--- Start Stored rows ---
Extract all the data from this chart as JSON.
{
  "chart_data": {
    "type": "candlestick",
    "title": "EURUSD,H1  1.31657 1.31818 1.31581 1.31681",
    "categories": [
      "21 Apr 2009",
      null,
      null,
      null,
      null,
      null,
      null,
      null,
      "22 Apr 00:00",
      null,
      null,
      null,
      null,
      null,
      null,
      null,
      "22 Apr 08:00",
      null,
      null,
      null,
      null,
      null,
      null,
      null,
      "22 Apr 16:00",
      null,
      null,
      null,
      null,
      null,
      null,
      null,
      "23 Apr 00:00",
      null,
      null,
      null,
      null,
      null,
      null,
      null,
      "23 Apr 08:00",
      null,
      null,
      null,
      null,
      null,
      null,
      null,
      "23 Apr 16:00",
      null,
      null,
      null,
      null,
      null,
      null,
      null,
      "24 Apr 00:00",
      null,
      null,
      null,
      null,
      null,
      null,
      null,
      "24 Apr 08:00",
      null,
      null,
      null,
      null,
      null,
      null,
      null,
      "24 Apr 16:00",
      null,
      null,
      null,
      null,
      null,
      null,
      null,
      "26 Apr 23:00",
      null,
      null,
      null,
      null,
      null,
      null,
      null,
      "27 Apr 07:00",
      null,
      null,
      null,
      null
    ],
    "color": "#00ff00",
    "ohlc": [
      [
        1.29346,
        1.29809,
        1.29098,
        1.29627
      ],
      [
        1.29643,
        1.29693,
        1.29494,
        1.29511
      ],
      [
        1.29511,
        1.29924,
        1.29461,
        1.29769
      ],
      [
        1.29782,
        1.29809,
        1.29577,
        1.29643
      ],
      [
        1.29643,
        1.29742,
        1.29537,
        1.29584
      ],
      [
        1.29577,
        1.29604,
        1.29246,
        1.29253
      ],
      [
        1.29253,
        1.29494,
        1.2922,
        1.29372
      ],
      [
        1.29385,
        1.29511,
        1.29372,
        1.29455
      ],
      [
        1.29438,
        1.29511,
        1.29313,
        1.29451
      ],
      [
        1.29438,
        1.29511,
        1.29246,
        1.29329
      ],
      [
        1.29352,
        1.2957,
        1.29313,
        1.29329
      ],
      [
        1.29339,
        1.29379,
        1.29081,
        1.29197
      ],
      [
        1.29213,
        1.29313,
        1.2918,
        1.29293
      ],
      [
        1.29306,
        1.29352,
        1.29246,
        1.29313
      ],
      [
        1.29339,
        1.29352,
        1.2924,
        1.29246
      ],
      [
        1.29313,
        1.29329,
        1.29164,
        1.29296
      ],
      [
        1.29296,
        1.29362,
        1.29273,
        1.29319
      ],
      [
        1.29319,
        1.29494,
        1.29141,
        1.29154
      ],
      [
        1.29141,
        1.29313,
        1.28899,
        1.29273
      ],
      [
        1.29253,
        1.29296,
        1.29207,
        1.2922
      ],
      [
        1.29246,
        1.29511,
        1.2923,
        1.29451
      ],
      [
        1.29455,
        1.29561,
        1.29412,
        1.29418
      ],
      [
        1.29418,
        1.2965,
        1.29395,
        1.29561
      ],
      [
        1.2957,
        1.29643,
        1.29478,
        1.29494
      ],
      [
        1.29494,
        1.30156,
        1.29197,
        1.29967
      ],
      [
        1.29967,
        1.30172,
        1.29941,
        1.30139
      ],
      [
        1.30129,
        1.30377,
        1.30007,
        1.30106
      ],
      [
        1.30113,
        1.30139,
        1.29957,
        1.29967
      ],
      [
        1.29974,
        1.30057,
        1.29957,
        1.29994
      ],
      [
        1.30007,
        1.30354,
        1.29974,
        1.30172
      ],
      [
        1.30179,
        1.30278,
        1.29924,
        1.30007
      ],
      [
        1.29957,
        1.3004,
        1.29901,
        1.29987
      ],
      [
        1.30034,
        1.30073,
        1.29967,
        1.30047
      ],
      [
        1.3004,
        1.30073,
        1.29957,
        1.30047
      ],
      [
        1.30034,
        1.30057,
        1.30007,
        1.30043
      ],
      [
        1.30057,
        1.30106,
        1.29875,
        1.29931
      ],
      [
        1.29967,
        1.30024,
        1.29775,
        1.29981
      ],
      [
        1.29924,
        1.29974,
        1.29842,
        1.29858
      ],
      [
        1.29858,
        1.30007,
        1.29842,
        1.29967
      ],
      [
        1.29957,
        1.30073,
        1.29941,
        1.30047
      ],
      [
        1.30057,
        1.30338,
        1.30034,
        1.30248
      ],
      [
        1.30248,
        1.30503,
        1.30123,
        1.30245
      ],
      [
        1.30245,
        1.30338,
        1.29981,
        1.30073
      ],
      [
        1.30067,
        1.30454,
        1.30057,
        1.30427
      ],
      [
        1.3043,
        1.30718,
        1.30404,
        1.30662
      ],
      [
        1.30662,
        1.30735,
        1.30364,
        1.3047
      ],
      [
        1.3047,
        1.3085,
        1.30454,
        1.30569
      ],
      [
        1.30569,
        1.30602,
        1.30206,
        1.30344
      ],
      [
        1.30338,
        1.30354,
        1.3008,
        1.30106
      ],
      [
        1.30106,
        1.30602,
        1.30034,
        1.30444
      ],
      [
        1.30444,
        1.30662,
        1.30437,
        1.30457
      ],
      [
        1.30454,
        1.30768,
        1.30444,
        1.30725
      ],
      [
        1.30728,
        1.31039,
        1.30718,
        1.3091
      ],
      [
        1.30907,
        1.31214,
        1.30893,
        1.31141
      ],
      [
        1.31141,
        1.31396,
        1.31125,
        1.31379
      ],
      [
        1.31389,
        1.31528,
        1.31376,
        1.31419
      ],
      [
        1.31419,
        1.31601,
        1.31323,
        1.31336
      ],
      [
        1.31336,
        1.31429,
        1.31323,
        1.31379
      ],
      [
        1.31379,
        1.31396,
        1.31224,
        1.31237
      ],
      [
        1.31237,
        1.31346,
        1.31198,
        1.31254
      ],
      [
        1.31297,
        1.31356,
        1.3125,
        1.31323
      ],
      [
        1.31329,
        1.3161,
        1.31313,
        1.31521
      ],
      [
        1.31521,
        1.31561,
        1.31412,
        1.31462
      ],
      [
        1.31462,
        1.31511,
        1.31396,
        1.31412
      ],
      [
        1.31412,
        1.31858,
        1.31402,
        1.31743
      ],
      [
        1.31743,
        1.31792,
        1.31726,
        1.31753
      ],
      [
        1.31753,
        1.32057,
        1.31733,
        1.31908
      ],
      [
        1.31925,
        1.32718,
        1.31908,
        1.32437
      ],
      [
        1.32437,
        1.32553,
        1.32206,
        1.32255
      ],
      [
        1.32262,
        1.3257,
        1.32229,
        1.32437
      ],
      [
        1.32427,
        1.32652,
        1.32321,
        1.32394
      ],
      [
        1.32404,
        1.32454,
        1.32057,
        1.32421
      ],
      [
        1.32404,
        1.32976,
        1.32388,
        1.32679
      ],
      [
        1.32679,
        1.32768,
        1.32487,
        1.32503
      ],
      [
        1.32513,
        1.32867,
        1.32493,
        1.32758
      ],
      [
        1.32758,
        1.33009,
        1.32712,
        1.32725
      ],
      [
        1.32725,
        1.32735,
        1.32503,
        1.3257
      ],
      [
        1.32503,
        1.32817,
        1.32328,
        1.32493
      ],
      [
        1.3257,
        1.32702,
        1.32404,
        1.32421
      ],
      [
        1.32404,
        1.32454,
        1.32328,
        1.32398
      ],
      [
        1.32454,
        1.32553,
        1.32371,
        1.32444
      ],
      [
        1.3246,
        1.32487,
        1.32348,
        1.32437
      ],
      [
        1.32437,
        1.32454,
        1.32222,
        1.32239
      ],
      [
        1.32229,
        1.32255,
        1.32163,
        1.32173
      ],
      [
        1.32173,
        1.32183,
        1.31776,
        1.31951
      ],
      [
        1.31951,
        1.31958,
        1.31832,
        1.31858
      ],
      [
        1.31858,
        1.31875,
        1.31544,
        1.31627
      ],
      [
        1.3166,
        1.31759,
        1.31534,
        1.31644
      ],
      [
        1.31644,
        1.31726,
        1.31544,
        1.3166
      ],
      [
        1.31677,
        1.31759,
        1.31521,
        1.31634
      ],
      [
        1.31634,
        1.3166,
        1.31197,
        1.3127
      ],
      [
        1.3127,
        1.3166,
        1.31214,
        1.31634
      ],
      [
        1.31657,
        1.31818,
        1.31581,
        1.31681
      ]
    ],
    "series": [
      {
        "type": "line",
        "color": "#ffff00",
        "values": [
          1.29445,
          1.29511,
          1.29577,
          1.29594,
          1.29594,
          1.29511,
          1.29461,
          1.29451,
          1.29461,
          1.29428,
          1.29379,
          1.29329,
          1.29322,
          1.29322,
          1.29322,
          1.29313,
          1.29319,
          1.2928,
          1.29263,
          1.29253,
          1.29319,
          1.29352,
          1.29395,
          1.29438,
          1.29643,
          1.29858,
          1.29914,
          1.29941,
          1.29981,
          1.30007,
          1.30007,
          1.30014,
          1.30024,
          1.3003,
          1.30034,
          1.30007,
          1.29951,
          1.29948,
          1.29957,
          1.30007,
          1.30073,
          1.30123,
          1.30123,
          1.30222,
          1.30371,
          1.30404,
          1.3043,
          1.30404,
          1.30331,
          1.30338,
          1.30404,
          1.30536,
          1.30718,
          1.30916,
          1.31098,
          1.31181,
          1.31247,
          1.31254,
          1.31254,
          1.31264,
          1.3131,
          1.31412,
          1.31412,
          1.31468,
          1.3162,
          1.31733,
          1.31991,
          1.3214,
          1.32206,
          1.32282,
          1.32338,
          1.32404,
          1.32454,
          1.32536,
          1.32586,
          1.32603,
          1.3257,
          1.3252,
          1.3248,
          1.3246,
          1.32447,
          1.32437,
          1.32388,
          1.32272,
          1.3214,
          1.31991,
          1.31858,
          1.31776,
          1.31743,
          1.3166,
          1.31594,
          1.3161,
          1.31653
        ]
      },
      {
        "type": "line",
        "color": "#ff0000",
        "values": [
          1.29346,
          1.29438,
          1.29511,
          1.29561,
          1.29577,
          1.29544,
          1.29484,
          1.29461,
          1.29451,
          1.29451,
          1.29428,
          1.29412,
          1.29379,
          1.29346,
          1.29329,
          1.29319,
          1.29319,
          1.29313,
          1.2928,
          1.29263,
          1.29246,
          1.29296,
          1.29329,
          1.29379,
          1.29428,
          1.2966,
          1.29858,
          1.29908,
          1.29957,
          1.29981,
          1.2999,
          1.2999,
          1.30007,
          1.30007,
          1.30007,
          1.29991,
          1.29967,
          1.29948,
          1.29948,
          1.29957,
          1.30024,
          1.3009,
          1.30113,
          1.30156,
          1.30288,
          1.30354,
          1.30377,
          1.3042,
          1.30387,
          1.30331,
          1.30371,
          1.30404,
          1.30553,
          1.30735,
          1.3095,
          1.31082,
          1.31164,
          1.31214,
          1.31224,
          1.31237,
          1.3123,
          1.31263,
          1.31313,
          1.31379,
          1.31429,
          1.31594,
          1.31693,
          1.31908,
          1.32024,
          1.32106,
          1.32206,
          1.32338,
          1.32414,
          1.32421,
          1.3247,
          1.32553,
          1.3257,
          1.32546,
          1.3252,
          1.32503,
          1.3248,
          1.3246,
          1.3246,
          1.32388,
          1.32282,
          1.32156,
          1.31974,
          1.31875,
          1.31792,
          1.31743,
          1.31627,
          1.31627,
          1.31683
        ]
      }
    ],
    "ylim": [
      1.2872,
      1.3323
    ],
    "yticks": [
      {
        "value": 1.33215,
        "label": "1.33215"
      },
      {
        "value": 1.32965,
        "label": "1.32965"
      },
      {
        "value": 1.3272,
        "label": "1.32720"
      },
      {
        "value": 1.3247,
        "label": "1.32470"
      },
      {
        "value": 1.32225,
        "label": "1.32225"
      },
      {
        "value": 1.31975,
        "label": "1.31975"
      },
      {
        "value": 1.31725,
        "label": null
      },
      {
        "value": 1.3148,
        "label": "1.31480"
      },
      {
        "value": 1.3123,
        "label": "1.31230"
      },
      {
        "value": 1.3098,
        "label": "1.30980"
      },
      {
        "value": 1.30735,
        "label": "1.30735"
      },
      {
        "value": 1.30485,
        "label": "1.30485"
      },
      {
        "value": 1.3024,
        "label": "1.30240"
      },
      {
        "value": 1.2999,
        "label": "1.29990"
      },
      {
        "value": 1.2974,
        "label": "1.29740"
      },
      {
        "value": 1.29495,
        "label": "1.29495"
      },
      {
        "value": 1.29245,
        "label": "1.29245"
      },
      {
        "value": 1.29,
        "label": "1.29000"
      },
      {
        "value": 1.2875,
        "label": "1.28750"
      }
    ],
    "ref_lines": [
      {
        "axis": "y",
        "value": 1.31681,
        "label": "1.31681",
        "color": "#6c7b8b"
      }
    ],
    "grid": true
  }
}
--- End Stored rows ---
Which lines include the word "color"? List them all.

# The response
    "color": "#00ff00",
        "color": "#ffff00",
        "color": "#ff0000",
        "color": "#6c7b8b"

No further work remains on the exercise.